GIVEN REQUEST -> The records below hold pictures; please leave those out and retype the rest exactly.

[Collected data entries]
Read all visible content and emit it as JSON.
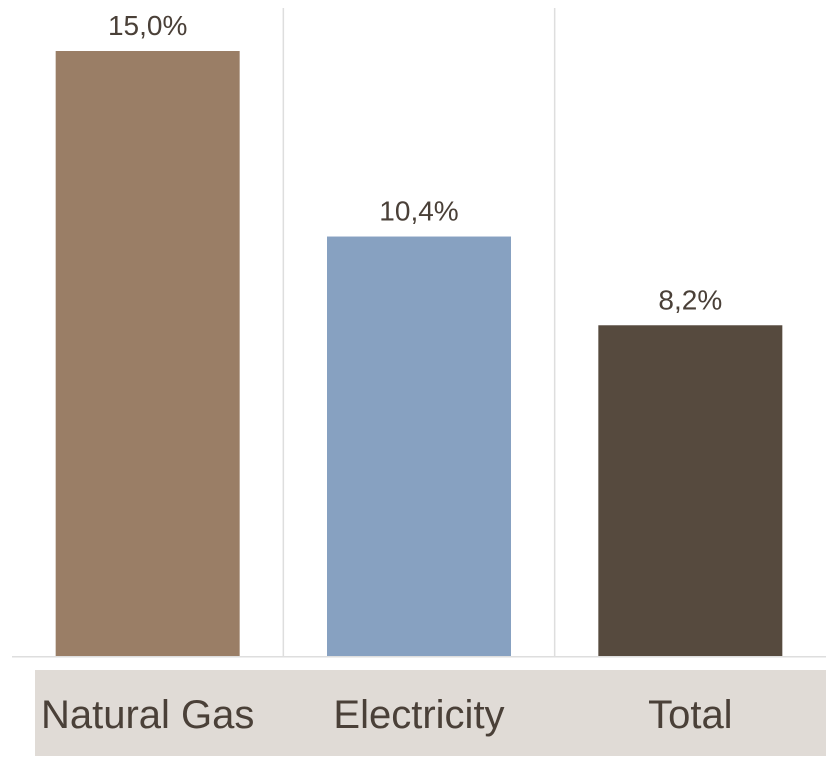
{
  "chart_data": {
    "type": "bar",
    "categories": [
      "Natural Gas",
      "Electricity",
      "Total"
    ],
    "values": [
      15.0,
      10.4,
      8.2
    ],
    "value_labels": [
      "15,0%",
      "10,4%",
      "8,2%"
    ],
    "bar_colors": [
      "#9a7e66",
      "#87a1c1",
      "#564a3e"
    ],
    "ylim": [
      0,
      15.0
    ],
    "grid": "vertical separators between categories",
    "legend": "none",
    "category_band_color": "#e0dbd6",
    "text_color": "#4a4038",
    "gridline_color": "#dedede"
  }
}
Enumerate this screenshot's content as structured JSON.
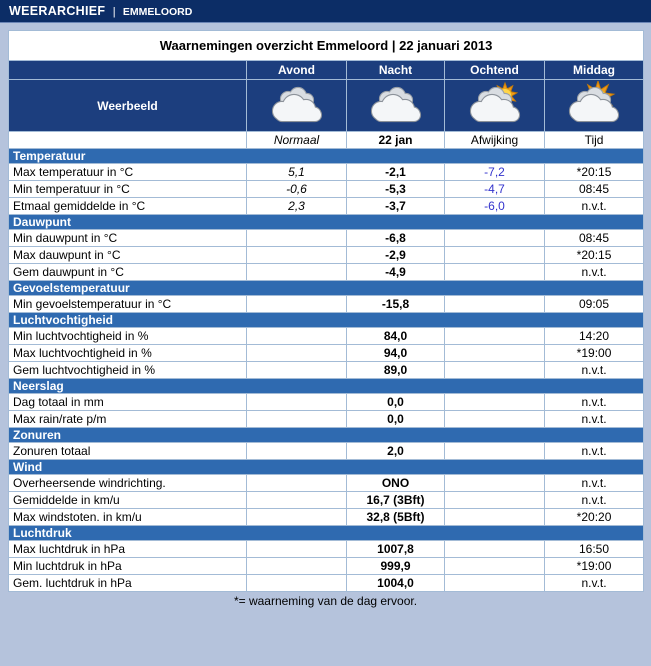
{
  "topbar": {
    "title": "WEERARCHIEF",
    "separator": "|",
    "location": "EMMELOORD"
  },
  "table": {
    "title": "Waarnemingen overzicht Emmeloord | 22 januari 2013",
    "weerbeeld_label": "Weerbeeld",
    "columns": [
      "Avond",
      "Nacht",
      "Ochtend",
      "Middag"
    ],
    "subcolumns": [
      "Normaal",
      "22 jan",
      "Afwijking",
      "Tijd"
    ],
    "icons": [
      {
        "name": "clouds-icon",
        "type": "cloudy",
        "column": "Avond"
      },
      {
        "name": "clouds-icon",
        "type": "cloudy",
        "column": "Nacht"
      },
      {
        "name": "sun-behind-clouds-icon",
        "type": "sun-cloud",
        "column": "Ochtend"
      },
      {
        "name": "sun-behind-clouds-icon",
        "type": "sun-cloud-bright",
        "column": "Middag"
      }
    ],
    "sections": [
      {
        "header": "Temperatuur",
        "rows": [
          {
            "label": "Max temperatuur in °C",
            "normaal": "5,1",
            "value": "-2,1",
            "afwijking": "-7,2",
            "tijd": "*20:15"
          },
          {
            "label": "Min temperatuur in °C",
            "normaal": "-0,6",
            "value": "-5,3",
            "afwijking": "-4,7",
            "tijd": "08:45"
          },
          {
            "label": "Etmaal gemiddelde in °C",
            "normaal": "2,3",
            "value": "-3,7",
            "afwijking": "-6,0",
            "tijd": "n.v.t."
          }
        ]
      },
      {
        "header": "Dauwpunt",
        "rows": [
          {
            "label": "Min dauwpunt in °C",
            "normaal": "",
            "value": "-6,8",
            "afwijking": "",
            "tijd": "08:45"
          },
          {
            "label": "Max dauwpunt in °C",
            "normaal": "",
            "value": "-2,9",
            "afwijking": "",
            "tijd": "*20:15"
          },
          {
            "label": "Gem dauwpunt in °C",
            "normaal": "",
            "value": "-4,9",
            "afwijking": "",
            "tijd": "n.v.t."
          }
        ]
      },
      {
        "header": "Gevoelstemperatuur",
        "rows": [
          {
            "label": "Min gevoelstemperatuur in °C",
            "normaal": "",
            "value": "-15,8",
            "afwijking": "",
            "tijd": "09:05"
          }
        ]
      },
      {
        "header": "Luchtvochtigheid",
        "rows": [
          {
            "label": "Min luchtvochtigheid in %",
            "normaal": "",
            "value": "84,0",
            "afwijking": "",
            "tijd": "14:20"
          },
          {
            "label": "Max luchtvochtigheid in %",
            "normaal": "",
            "value": "94,0",
            "afwijking": "",
            "tijd": "*19:00"
          },
          {
            "label": "Gem luchtvochtigheid in %",
            "normaal": "",
            "value": "89,0",
            "afwijking": "",
            "tijd": "n.v.t."
          }
        ]
      },
      {
        "header": "Neerslag",
        "rows": [
          {
            "label": "Dag totaal in mm",
            "normaal": "",
            "value": "0,0",
            "afwijking": "",
            "tijd": "n.v.t."
          },
          {
            "label": "Max rain/rate p/m",
            "normaal": "",
            "value": "0,0",
            "afwijking": "",
            "tijd": "n.v.t."
          }
        ]
      },
      {
        "header": "Zonuren",
        "rows": [
          {
            "label": "Zonuren totaal",
            "normaal": "",
            "value": "2,0",
            "afwijking": "",
            "tijd": "n.v.t."
          }
        ]
      },
      {
        "header": "Wind",
        "rows": [
          {
            "label": "Overheersende windrichting.",
            "normaal": "",
            "value": "ONO",
            "afwijking": "",
            "tijd": "n.v.t."
          },
          {
            "label": "Gemiddelde in km/u",
            "normaal": "",
            "value": "16,7 (3Bft)",
            "afwijking": "",
            "tijd": "n.v.t."
          },
          {
            "label": "Max windstoten. in km/u",
            "normaal": "",
            "value": "32,8 (5Bft)",
            "afwijking": "",
            "tijd": "*20:20"
          }
        ]
      },
      {
        "header": "Luchtdruk",
        "rows": [
          {
            "label": "Max luchtdruk in hPa",
            "normaal": "",
            "value": "1007,8",
            "afwijking": "",
            "tijd": "16:50"
          },
          {
            "label": "Min luchtdruk in hPa",
            "normaal": "",
            "value": "999,9",
            "afwijking": "",
            "tijd": "*19:00"
          },
          {
            "label": "Gem. luchtdruk in hPa",
            "normaal": "",
            "value": "1004,0",
            "afwijking": "",
            "tijd": "n.v.t."
          }
        ]
      }
    ]
  },
  "footnote": "*= waarneming van de dag ervoor.",
  "colors": {
    "page_bg": "#b5c3dc",
    "topbar_bg": "#0c2d66",
    "header_bg": "#1c3e7e",
    "section_bg": "#2f6ab0",
    "table_border": "#3c5f95",
    "grid_line": "#a3bbd6",
    "afwijking_text": "#3333cc",
    "sun": "#f29b1d",
    "cloud": "#f4f6f8"
  }
}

RESPONSE TO THE TASK ->
Read all visible content and emit it as JSON.
{
  "chart_data": {
    "type": "bar",
    "categories": [
      "Natural Gas",
      "Electricity",
      "Total"
    ],
    "values": [
      15.0,
      10.4,
      8.2
    ],
    "value_labels": [
      "15,0%",
      "10,4%",
      "8,2%"
    ],
    "bar_colors": [
      "#9a7e66",
      "#87a1c1",
      "#564a3e"
    ],
    "ylim": [
      0,
      15.0
    ],
    "grid": "vertical separators between categories",
    "legend": "none",
    "category_band_color": "#e0dbd6",
    "text_color": "#4a4038",
    "gridline_color": "#dedede"
  }
}
Enumerate this screenshot's content as structured JSON.
{
  "topbar": {
    "title": "WEERARCHIEF",
    "separator": "|",
    "location": "EMMELOORD"
  },
  "table": {
    "title": "Waarnemingen overzicht Emmeloord | 22 januari 2013",
    "weerbeeld_label": "Weerbeeld",
    "columns": [
      "Avond",
      "Nacht",
      "Ochtend",
      "Middag"
    ],
    "subcolumns": [
      "Normaal",
      "22 jan",
      "Afwijking",
      "Tijd"
    ],
    "icons": [
      {
        "name": "clouds-icon",
        "type": "cloudy",
        "column": "Avond"
      },
      {
        "name": "clouds-icon",
        "type": "cloudy",
        "column": "Nacht"
      },
      {
        "name": "sun-behind-clouds-icon",
        "type": "sun-cloud",
        "column": "Ochtend"
      },
      {
        "name": "sun-behind-clouds-icon",
        "type": "sun-cloud-bright",
        "column": "Middag"
      }
    ],
    "sections": [
      {
        "header": "Temperatuur",
        "rows": [
          {
            "label": "Max temperatuur in °C",
            "normaal": "5,1",
            "value": "-2,1",
            "afwijking": "-7,2",
            "tijd": "*20:15"
          },
          {
            "label": "Min temperatuur in °C",
            "normaal": "-0,6",
            "value": "-5,3",
            "afwijking": "-4,7",
            "tijd": "08:45"
          },
          {
            "label": "Etmaal gemiddelde in °C",
            "normaal": "2,3",
            "value": "-3,7",
            "afwijking": "-6,0",
            "tijd": "n.v.t."
          }
        ]
      },
      {
        "header": "Dauwpunt",
        "rows": [
          {
            "label": "Min dauwpunt in °C",
            "normaal": "",
            "value": "-6,8",
            "afwijking": "",
            "tijd": "08:45"
          },
          {
            "label": "Max dauwpunt in °C",
            "normaal": "",
            "value": "-2,9",
            "afwijking": "",
            "tijd": "*20:15"
          },
          {
            "label": "Gem dauwpunt in °C",
            "normaal": "",
            "value": "-4,9",
            "afwijking": "",
            "tijd": "n.v.t."
          }
        ]
      },
      {
        "header": "Gevoelstemperatuur",
        "rows": [
          {
            "label": "Min gevoelstemperatuur in °C",
            "normaal": "",
            "value": "-15,8",
            "afwijking": "",
            "tijd": "09:05"
          }
        ]
      },
      {
        "header": "Luchtvochtigheid",
        "rows": [
          {
            "label": "Min luchtvochtigheid in %",
            "normaal": "",
            "value": "84,0",
            "afwijking": "",
            "tijd": "14:20"
          },
          {
            "label": "Max luchtvochtigheid in %",
            "normaal": "",
            "value": "94,0",
            "afwijking": "",
            "tijd": "*19:00"
          },
          {
            "label": "Gem luchtvochtigheid in %",
            "normaal": "",
            "value": "89,0",
            "afwijking": "",
            "tijd": "n.v.t."
          }
        ]
      },
      {
        "header": "Neerslag",
        "rows": [
          {
            "label": "Dag totaal in mm",
            "normaal": "",
            "value": "0,0",
            "afwijking": "",
            "tijd": "n.v.t."
          },
          {
            "label": "Max rain/rate p/m",
            "normaal": "",
            "value": "0,0",
            "afwijking": "",
            "tijd": "n.v.t."
          }
        ]
      },
      {
        "header": "Zonuren",
        "rows": [
          {
            "label": "Zonuren totaal",
            "normaal": "",
            "value": "2,0",
            "afwijking": "",
            "tijd": "n.v.t."
          }
        ]
      },
      {
        "header": "Wind",
        "rows": [
          {
            "label": "Overheersende windrichting.",
            "normaal": "",
            "value": "ONO",
            "afwijking": "",
            "tijd": "n.v.t."
          },
          {
            "label": "Gemiddelde in km/u",
            "normaal": "",
            "value": "16,7 (3Bft)",
            "afwijking": "",
            "tijd": "n.v.t."
          },
          {
            "label": "Max windstoten. in km/u",
            "normaal": "",
            "value": "32,8 (5Bft)",
            "afwijking": "",
            "tijd": "*20:20"
          }
        ]
      },
      {
        "header": "Luchtdruk",
        "rows": [
          {
            "label": "Max luchtdruk in hPa",
            "normaal": "",
            "value": "1007,8",
            "afwijking": "",
            "tijd": "16:50"
          },
          {
            "label": "Min luchtdruk in hPa",
            "normaal": "",
            "value": "999,9",
            "afwijking": "",
            "tijd": "*19:00"
          },
          {
            "label": "Gem. luchtdruk in hPa",
            "normaal": "",
            "value": "1004,0",
            "afwijking": "",
            "tijd": "n.v.t."
          }
        ]
      }
    ]
  },
  "footnote": "*= waarneming van de dag ervoor.",
  "colors": {
    "page_bg": "#b5c3dc",
    "topbar_bg": "#0c2d66",
    "header_bg": "#1c3e7e",
    "section_bg": "#2f6ab0",
    "table_border": "#3c5f95",
    "grid_line": "#a3bbd6",
    "afwijking_text": "#3333cc",
    "sun": "#f29b1d",
    "cloud": "#f4f6f8"
  }
}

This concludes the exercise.